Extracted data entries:
______________________________

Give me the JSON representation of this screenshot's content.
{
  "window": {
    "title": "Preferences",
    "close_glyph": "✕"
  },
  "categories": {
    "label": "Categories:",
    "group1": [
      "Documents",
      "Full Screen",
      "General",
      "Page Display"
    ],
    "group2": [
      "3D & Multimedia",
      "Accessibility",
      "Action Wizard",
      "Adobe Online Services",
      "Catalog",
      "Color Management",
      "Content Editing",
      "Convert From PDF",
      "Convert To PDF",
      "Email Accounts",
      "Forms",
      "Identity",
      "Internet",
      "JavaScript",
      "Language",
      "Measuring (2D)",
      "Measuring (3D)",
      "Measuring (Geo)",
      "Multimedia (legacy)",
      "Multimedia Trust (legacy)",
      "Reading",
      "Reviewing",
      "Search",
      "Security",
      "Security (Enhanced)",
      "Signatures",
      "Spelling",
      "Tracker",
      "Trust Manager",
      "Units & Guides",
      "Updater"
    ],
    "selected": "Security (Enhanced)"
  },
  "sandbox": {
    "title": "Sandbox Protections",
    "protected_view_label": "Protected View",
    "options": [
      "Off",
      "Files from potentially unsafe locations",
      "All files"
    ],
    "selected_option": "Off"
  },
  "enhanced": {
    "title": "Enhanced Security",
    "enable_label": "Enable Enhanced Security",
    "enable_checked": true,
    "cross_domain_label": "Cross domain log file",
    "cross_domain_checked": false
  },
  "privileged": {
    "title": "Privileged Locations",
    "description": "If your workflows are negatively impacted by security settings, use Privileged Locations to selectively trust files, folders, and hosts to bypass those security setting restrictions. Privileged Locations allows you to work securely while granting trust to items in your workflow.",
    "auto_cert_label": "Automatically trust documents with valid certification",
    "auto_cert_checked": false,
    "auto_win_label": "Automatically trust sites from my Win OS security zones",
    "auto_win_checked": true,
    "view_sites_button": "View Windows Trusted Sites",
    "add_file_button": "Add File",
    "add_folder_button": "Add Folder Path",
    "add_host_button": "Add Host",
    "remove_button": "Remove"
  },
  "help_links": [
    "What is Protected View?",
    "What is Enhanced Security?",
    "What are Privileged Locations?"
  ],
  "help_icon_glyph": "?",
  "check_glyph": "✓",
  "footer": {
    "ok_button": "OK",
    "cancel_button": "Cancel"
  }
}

______________________________

Goal of the exercise:
Output all of the material exactly as written.

Correct output:
Give me the JSON representation of this screenshot's content.
{
  "window": {
    "title": "Preferences",
    "close_glyph": "✕"
  },
  "categories": {
    "label": "Categories:",
    "group1": [
      "Documents",
      "Full Screen",
      "General",
      "Page Display"
    ],
    "group2": [
      "3D & Multimedia",
      "Accessibility",
      "Action Wizard",
      "Adobe Online Services",
      "Catalog",
      "Color Management",
      "Content Editing",
      "Convert From PDF",
      "Convert To PDF",
      "Email Accounts",
      "Forms",
      "Identity",
      "Internet",
      "JavaScript",
      "Language",
      "Measuring (2D)",
      "Measuring (3D)",
      "Measuring (Geo)",
      "Multimedia (legacy)",
      "Multimedia Trust (legacy)",
      "Reading",
      "Reviewing",
      "Search",
      "Security",
      "Security (Enhanced)",
      "Signatures",
      "Spelling",
      "Tracker",
      "Trust Manager",
      "Units & Guides",
      "Updater"
    ],
    "selected": "Security (Enhanced)"
  },
  "sandbox": {
    "title": "Sandbox Protections",
    "protected_view_label": "Protected View",
    "options": [
      "Off",
      "Files from potentially unsafe locations",
      "All files"
    ],
    "selected_option": "Off"
  },
  "enhanced": {
    "title": "Enhanced Security",
    "enable_label": "Enable Enhanced Security",
    "enable_checked": true,
    "cross_domain_label": "Cross domain log file",
    "cross_domain_checked": false
  },
  "privileged": {
    "title": "Privileged Locations",
    "description": "If your workflows are negatively impacted by security settings, use Privileged Locations to selectively trust files, folders, and hosts to bypass those security setting restrictions. Privileged Locations allows you to work securely while granting trust to items in your workflow.",
    "auto_cert_label": "Automatically trust documents with valid certification",
    "auto_cert_checked": false,
    "auto_win_label": "Automatically trust sites from my Win OS security zones",
    "auto_win_checked": true,
    "view_sites_button": "View Windows Trusted Sites",
    "add_file_button": "Add File",
    "add_folder_button": "Add Folder Path",
    "add_host_button": "Add Host",
    "remove_button": "Remove"
  },
  "help_links": [
    "What is Protected View?",
    "What is Enhanced Security?",
    "What are Privileged Locations?"
  ],
  "help_icon_glyph": "?",
  "check_glyph": "✓",
  "footer": {
    "ok_button": "OK",
    "cancel_button": "Cancel"
  }
}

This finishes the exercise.